SUPPLIED INFORMATION —
════════════════
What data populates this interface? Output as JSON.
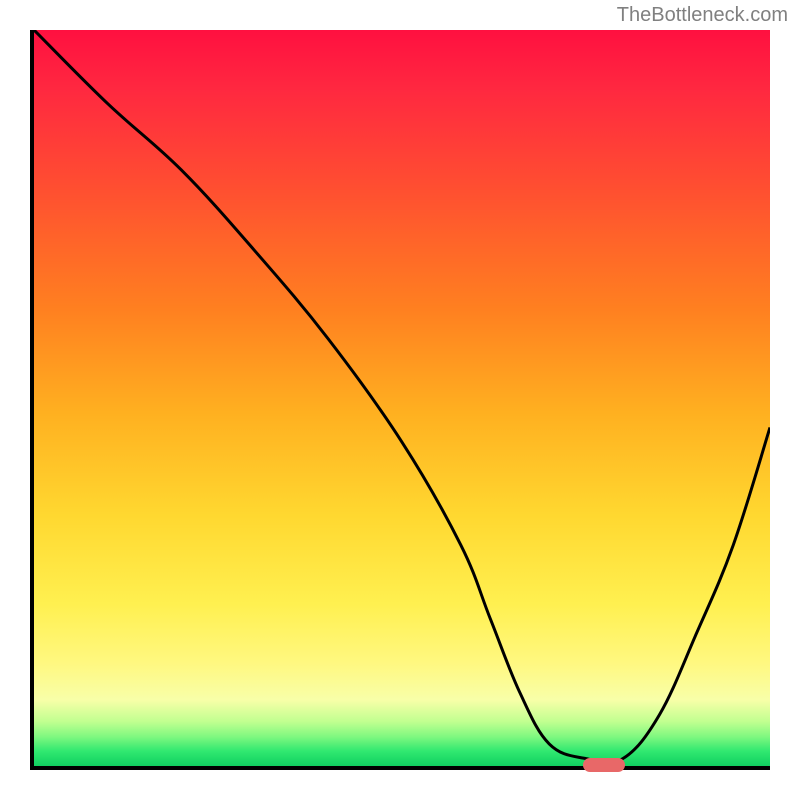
{
  "watermark": "TheBottleneck.com",
  "chart_data": {
    "type": "line",
    "title": "",
    "xlabel": "",
    "ylabel": "",
    "x_range": [
      0,
      100
    ],
    "y_range": [
      0,
      100
    ],
    "series": [
      {
        "name": "bottleneck-curve",
        "x": [
          0,
          10,
          20,
          30,
          40,
          50,
          58,
          62,
          66,
          70,
          75,
          80,
          85,
          90,
          95,
          100
        ],
        "y": [
          100,
          90,
          81,
          70,
          58,
          44,
          30,
          20,
          10,
          3,
          1,
          1,
          7,
          18,
          30,
          46
        ]
      }
    ],
    "optimum_marker": {
      "x": 77,
      "y": 0.7
    },
    "gradient_stops": [
      {
        "pct": 0,
        "color": "#ff1040"
      },
      {
        "pct": 8,
        "color": "#ff2840"
      },
      {
        "pct": 22,
        "color": "#ff5030"
      },
      {
        "pct": 38,
        "color": "#ff8020"
      },
      {
        "pct": 52,
        "color": "#ffb020"
      },
      {
        "pct": 66,
        "color": "#ffd830"
      },
      {
        "pct": 78,
        "color": "#fff050"
      },
      {
        "pct": 86,
        "color": "#fff880"
      },
      {
        "pct": 91,
        "color": "#f8ffa8"
      },
      {
        "pct": 94,
        "color": "#c0ff90"
      },
      {
        "pct": 96,
        "color": "#80f880"
      },
      {
        "pct": 98,
        "color": "#30e870"
      },
      {
        "pct": 100,
        "color": "#10d060"
      }
    ]
  }
}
════════════════
STATED GOAL — Please write out all of the material above without changing a word, and omit any pictures.

THE REPLY —
What data populates this interface? Output as JSON.
{
  "watermark": "TheBottleneck.com",
  "chart_data": {
    "type": "line",
    "title": "",
    "xlabel": "",
    "ylabel": "",
    "x_range": [
      0,
      100
    ],
    "y_range": [
      0,
      100
    ],
    "series": [
      {
        "name": "bottleneck-curve",
        "x": [
          0,
          10,
          20,
          30,
          40,
          50,
          58,
          62,
          66,
          70,
          75,
          80,
          85,
          90,
          95,
          100
        ],
        "y": [
          100,
          90,
          81,
          70,
          58,
          44,
          30,
          20,
          10,
          3,
          1,
          1,
          7,
          18,
          30,
          46
        ]
      }
    ],
    "optimum_marker": {
      "x": 77,
      "y": 0.7
    },
    "gradient_stops": [
      {
        "pct": 0,
        "color": "#ff1040"
      },
      {
        "pct": 8,
        "color": "#ff2840"
      },
      {
        "pct": 22,
        "color": "#ff5030"
      },
      {
        "pct": 38,
        "color": "#ff8020"
      },
      {
        "pct": 52,
        "color": "#ffb020"
      },
      {
        "pct": 66,
        "color": "#ffd830"
      },
      {
        "pct": 78,
        "color": "#fff050"
      },
      {
        "pct": 86,
        "color": "#fff880"
      },
      {
        "pct": 91,
        "color": "#f8ffa8"
      },
      {
        "pct": 94,
        "color": "#c0ff90"
      },
      {
        "pct": 96,
        "color": "#80f880"
      },
      {
        "pct": 98,
        "color": "#30e870"
      },
      {
        "pct": 100,
        "color": "#10d060"
      }
    ]
  }
}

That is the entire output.